Entries taken from a collection:
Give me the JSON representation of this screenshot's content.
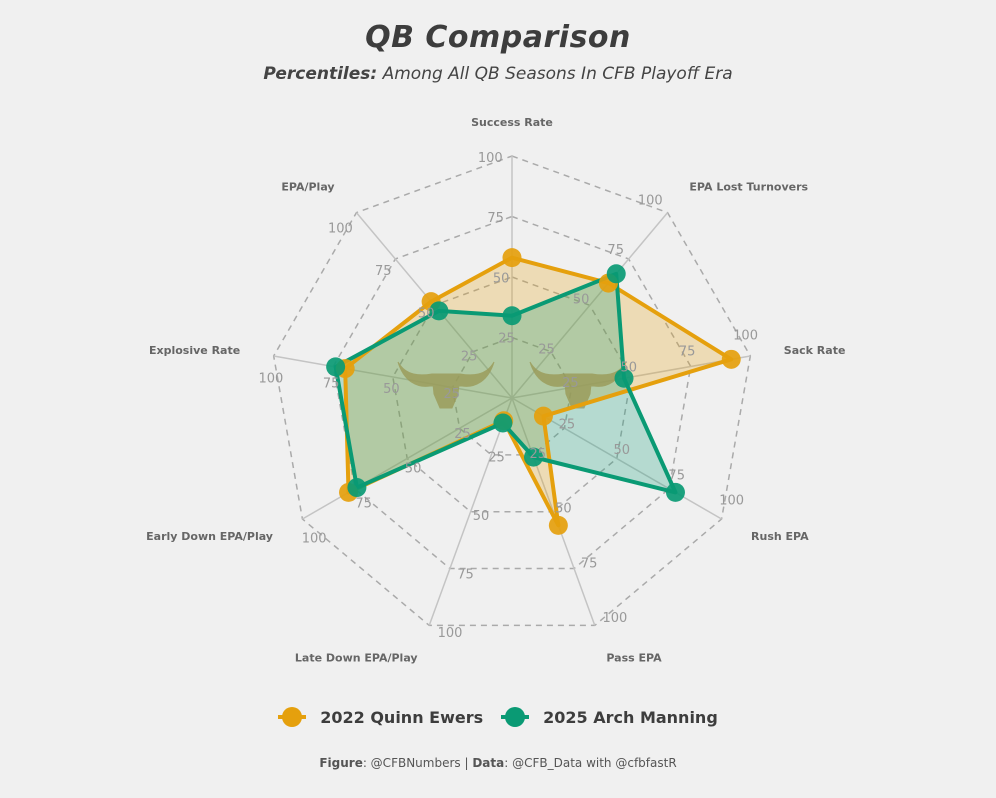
{
  "title": "QB Comparison",
  "subtitle_bold": "Percentiles:",
  "subtitle_rest": "Among All QB Seasons In CFB Playoff Era",
  "footer": {
    "figure_label": "Figure",
    "figure_value": ": @CFBNumbers | ",
    "data_label": "Data",
    "data_value": ": @CFB_Data with @cfbfastR"
  },
  "colors": {
    "ewers": "#e5a00d",
    "manning": "#0a9a74",
    "grid": "#aaaaaa",
    "spoke": "#c4c4c4",
    "logo": "#c49a66"
  },
  "chart_data": {
    "type": "radar",
    "title": "QB Comparison",
    "subtitle": "Percentiles: Among All QB Seasons In CFB Playoff Era",
    "axes": [
      "Success Rate",
      "EPA Lost Turnovers",
      "Sack Rate",
      "Rush EPA",
      "Pass EPA",
      "Late Down EPA/Play",
      "Early Down EPA/Play",
      "Explosive Rate",
      "EPA/Play"
    ],
    "range": [
      0,
      100
    ],
    "ticks": [
      25,
      50,
      75,
      100
    ],
    "tick_labels": [
      "25",
      "50",
      "75",
      "100"
    ],
    "grid": true,
    "legend_position": "bottom",
    "series": [
      {
        "name": "2022 Quinn Ewers",
        "values": [
          58,
          62,
          92,
          15,
          56,
          10,
          78,
          70,
          52
        ]
      },
      {
        "name": "2025 Arch Manning",
        "values": [
          34,
          67,
          47,
          78,
          26,
          11,
          74,
          74,
          47
        ]
      }
    ]
  }
}
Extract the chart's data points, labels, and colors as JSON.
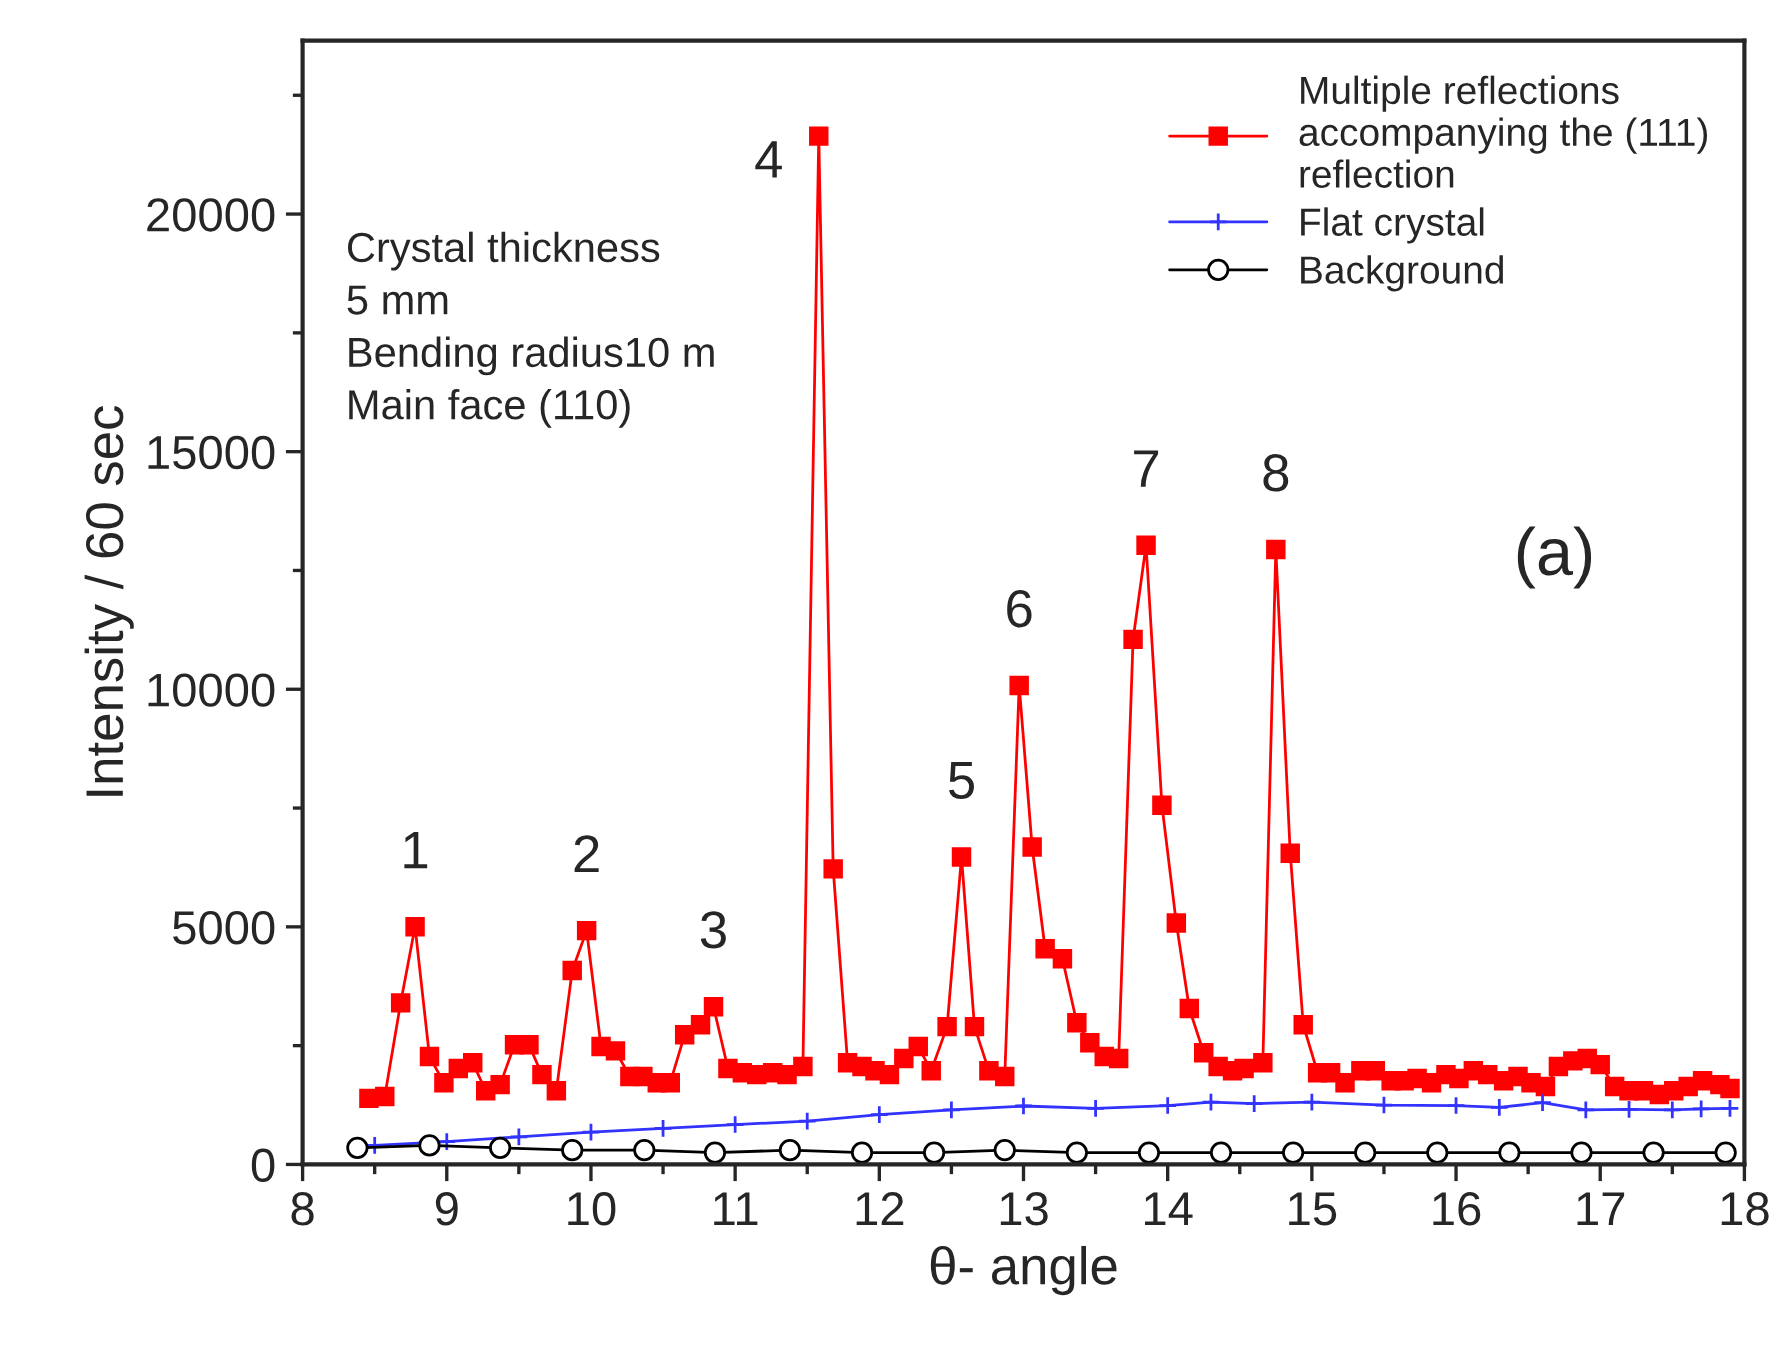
{
  "chart_data": {
    "type": "line",
    "xlabel": "θ- angle",
    "ylabel": "Intensity / 60 sec",
    "xlim": [
      8,
      18
    ],
    "ylim": [
      0,
      23650
    ],
    "xticks": [
      8,
      9,
      10,
      11,
      12,
      13,
      14,
      15,
      16,
      17,
      18
    ],
    "yticks": [
      0,
      5000,
      10000,
      15000,
      20000
    ],
    "grid": false,
    "legend": "top right",
    "series": [
      {
        "name": "Multiple reflections\naccompanying the (111)\nreflection",
        "color": "#ff0000",
        "marker": "square",
        "line_style": "solid",
        "x": [
          8.46,
          8.57,
          8.68,
          8.78,
          8.88,
          8.98,
          9.08,
          9.18,
          9.27,
          9.37,
          9.47,
          9.57,
          9.66,
          9.76,
          9.87,
          9.97,
          10.07,
          10.17,
          10.27,
          10.36,
          10.46,
          10.55,
          10.65,
          10.76,
          10.85,
          10.95,
          11.05,
          11.15,
          11.26,
          11.36,
          11.47,
          11.58,
          11.68,
          11.78,
          11.88,
          11.97,
          12.07,
          12.17,
          12.27,
          12.36,
          12.47,
          12.57,
          12.66,
          12.76,
          12.87,
          12.97,
          13.06,
          13.15,
          13.27,
          13.37,
          13.46,
          13.56,
          13.66,
          13.76,
          13.85,
          13.96,
          14.06,
          14.15,
          14.25,
          14.35,
          14.45,
          14.53,
          14.66,
          14.75,
          14.85,
          14.94,
          15.04,
          15.13,
          15.23,
          15.34,
          15.44,
          15.55,
          15.64,
          15.73,
          15.83,
          15.93,
          16.02,
          16.12,
          16.22,
          16.33,
          16.43,
          16.52,
          16.62,
          16.71,
          16.81,
          16.91,
          17.0,
          17.1,
          17.2,
          17.3,
          17.41,
          17.51,
          17.61,
          17.71,
          17.83,
          17.9
        ],
        "values": [
          1390,
          1430,
          3400,
          5000,
          2270,
          1720,
          2020,
          2140,
          1550,
          1680,
          2520,
          2520,
          1890,
          1550,
          4080,
          4920,
          2480,
          2390,
          1850,
          1850,
          1720,
          1720,
          2730,
          2940,
          3320,
          2020,
          1930,
          1890,
          1930,
          1890,
          2060,
          21640,
          6220,
          2140,
          2060,
          1970,
          1890,
          2230,
          2480,
          1970,
          2900,
          6470,
          2900,
          1970,
          1850,
          10080,
          6680,
          4540,
          4330,
          2980,
          2560,
          2270,
          2230,
          11050,
          13030,
          7560,
          5080,
          3280,
          2350,
          2060,
          1970,
          2020,
          2140,
          12940,
          6550,
          2940,
          1930,
          1930,
          1720,
          1970,
          1970,
          1760,
          1760,
          1810,
          1720,
          1890,
          1810,
          1970,
          1890,
          1760,
          1850,
          1720,
          1640,
          2060,
          2180,
          2230,
          2100,
          1640,
          1550,
          1550,
          1470,
          1550,
          1640,
          1760,
          1680,
          1600
        ]
      },
      {
        "name": "Flat crystal",
        "color": "#3333ff",
        "marker": "cross",
        "line_style": "solid",
        "x": [
          8.5,
          9.0,
          9.5,
          10.0,
          10.5,
          11.0,
          11.5,
          12.0,
          12.5,
          13.0,
          13.5,
          14.0,
          14.3,
          14.6,
          15.0,
          15.5,
          16.0,
          16.3,
          16.6,
          16.9,
          17.2,
          17.5,
          17.7,
          17.9
        ],
        "values": [
          400,
          480,
          580,
          680,
          760,
          840,
          910,
          1050,
          1150,
          1230,
          1180,
          1240,
          1310,
          1280,
          1310,
          1250,
          1240,
          1200,
          1300,
          1150,
          1160,
          1150,
          1170,
          1180
        ]
      },
      {
        "name": "Background",
        "color": "#000000",
        "marker": "circle",
        "line_style": "solid",
        "x": [
          8.38,
          8.88,
          9.37,
          9.87,
          10.37,
          10.86,
          11.38,
          11.88,
          12.38,
          12.87,
          13.37,
          13.87,
          14.37,
          14.87,
          15.37,
          15.87,
          16.37,
          16.87,
          17.37,
          17.87
        ],
        "values": [
          350,
          400,
          350,
          300,
          300,
          250,
          300,
          250,
          250,
          300,
          250,
          250,
          250,
          250,
          250,
          250,
          250,
          250,
          250,
          250
        ]
      }
    ],
    "annotations": [
      "Crystal thickness\n5 mm\nBending radius10 m\nMain face (110)",
      "(a)",
      {
        "text": "1",
        "x": 8.78,
        "y": 5000
      },
      {
        "text": "2",
        "x": 9.97,
        "y": 4920
      },
      {
        "text": "3",
        "x": 10.85,
        "y": 3320
      },
      {
        "text": "4",
        "x": 11.58,
        "y": 21640
      },
      {
        "text": "5",
        "x": 12.57,
        "y": 6470
      },
      {
        "text": "6",
        "x": 12.97,
        "y": 10080
      },
      {
        "text": "7",
        "x": 13.85,
        "y": 13030
      },
      {
        "text": "8",
        "x": 14.75,
        "y": 12940
      }
    ]
  }
}
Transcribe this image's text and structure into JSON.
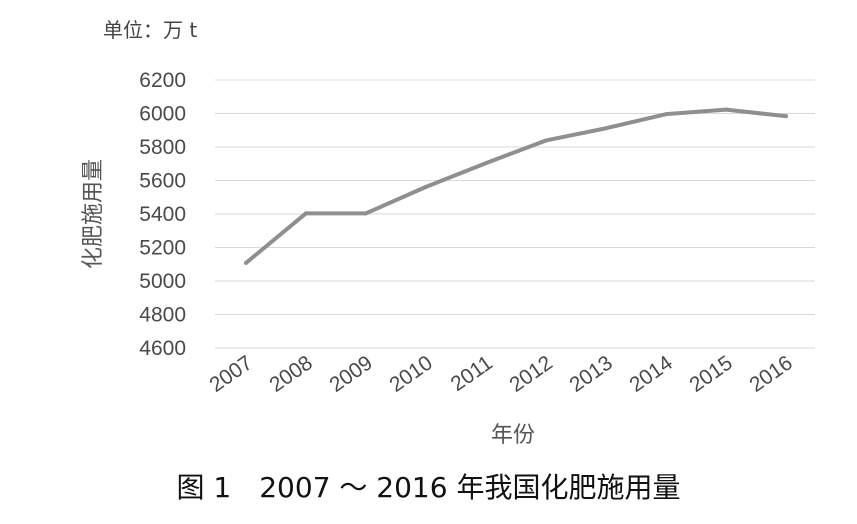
{
  "unit_text": "单位：万 t",
  "caption": "图 1　2007 ～ 2016 年我国化肥施用量",
  "chart_data": {
    "type": "line",
    "title": "",
    "xlabel": "年份",
    "ylabel": "化肥施用量",
    "categories": [
      "2007",
      "2008",
      "2009",
      "2010",
      "2011",
      "2012",
      "2013",
      "2014",
      "2015",
      "2016"
    ],
    "series": [
      {
        "values": [
          5108,
          5404,
          5404,
          5562,
          5704,
          5839,
          5912,
          5996,
          6023,
          5984
        ]
      }
    ],
    "ylim": [
      4600,
      6200
    ],
    "yticks": [
      4600,
      4800,
      5000,
      5200,
      5400,
      5600,
      5800,
      6000,
      6200
    ],
    "grid": true,
    "legend": "none",
    "line_color": "#8f8f8f",
    "grid_color": "#d9d9d9"
  }
}
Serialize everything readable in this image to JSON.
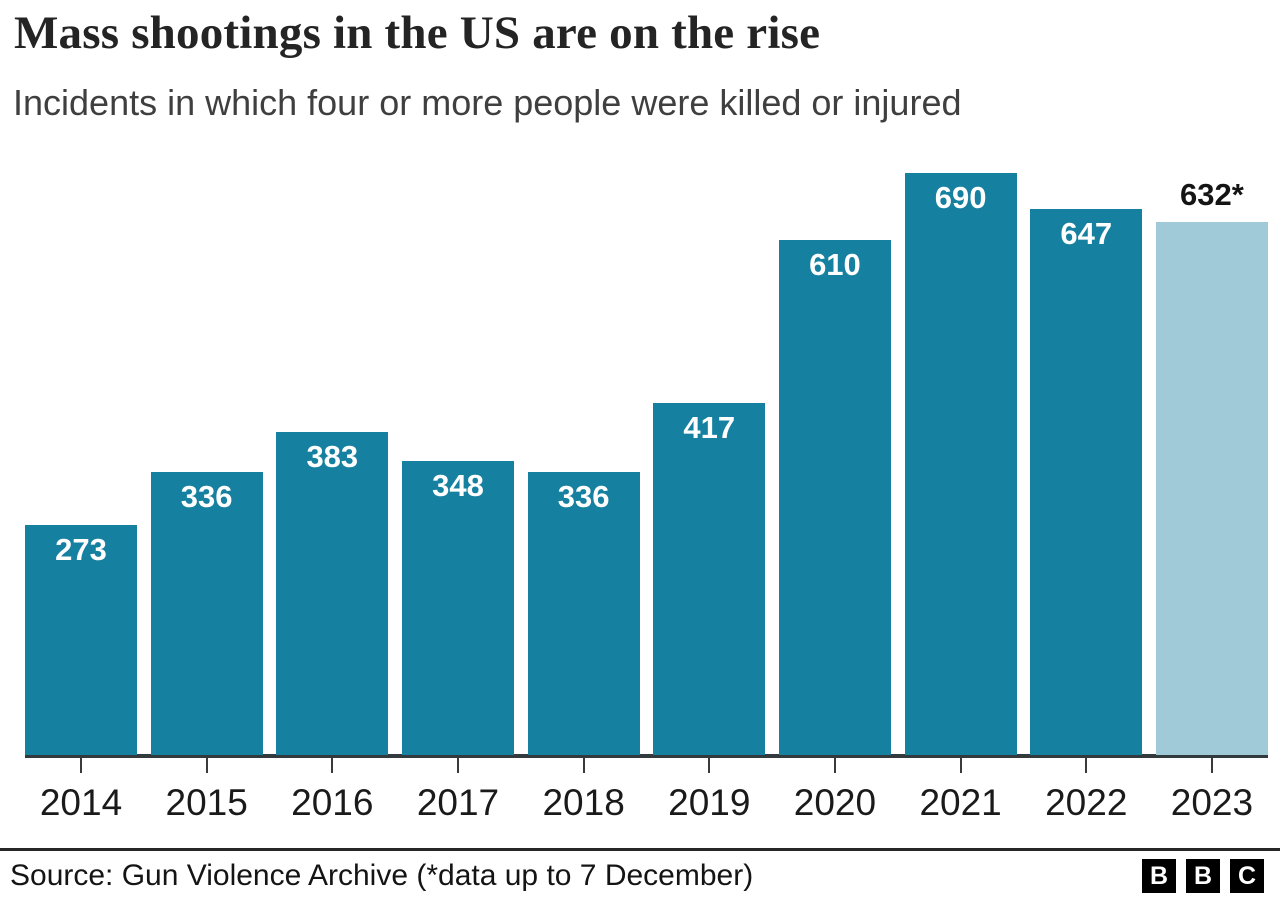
{
  "header": {
    "title": "Mass shootings in the US are on the rise",
    "subtitle": "Incidents in which four or more people were killed or injured"
  },
  "chart_data": {
    "type": "bar",
    "title": "Mass shootings in the US are on the rise",
    "subtitle": "Incidents in which four or more people were killed or injured",
    "categories": [
      "2014",
      "2015",
      "2016",
      "2017",
      "2018",
      "2019",
      "2020",
      "2021",
      "2022",
      "2023"
    ],
    "values": [
      273,
      336,
      383,
      348,
      336,
      417,
      610,
      690,
      647,
      632
    ],
    "value_labels": [
      "273",
      "336",
      "383",
      "348",
      "336",
      "417",
      "610",
      "690",
      "647",
      "632*"
    ],
    "ylim": [
      0,
      690
    ],
    "xlabel": "",
    "ylabel": "",
    "grid": false,
    "legend": false,
    "bar_color": "#15809f",
    "partial_bar_color": "#a1cad8",
    "partial_year_index": 9,
    "label_color_inside": "#ffffff",
    "label_color_above": "#141414",
    "annotation": "2023 bar is lighter: partial-year data up to 7 December, value label shown in black above the bar"
  },
  "footer": {
    "source": "Source: Gun Violence Archive (*data up to 7 December)",
    "logo_letters": [
      "B",
      "B",
      "C"
    ]
  }
}
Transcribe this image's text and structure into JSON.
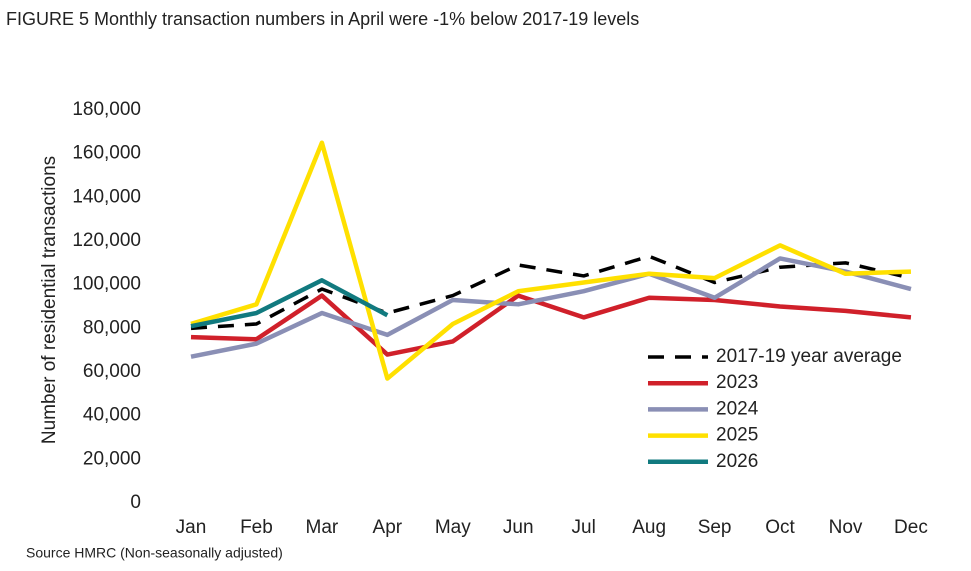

» Set task:
Go through the material and select each line with the string "type" in it.

» Correct result:
    "type": "radar",
    "type": "line",
    "type": "line",
    "type": "bar",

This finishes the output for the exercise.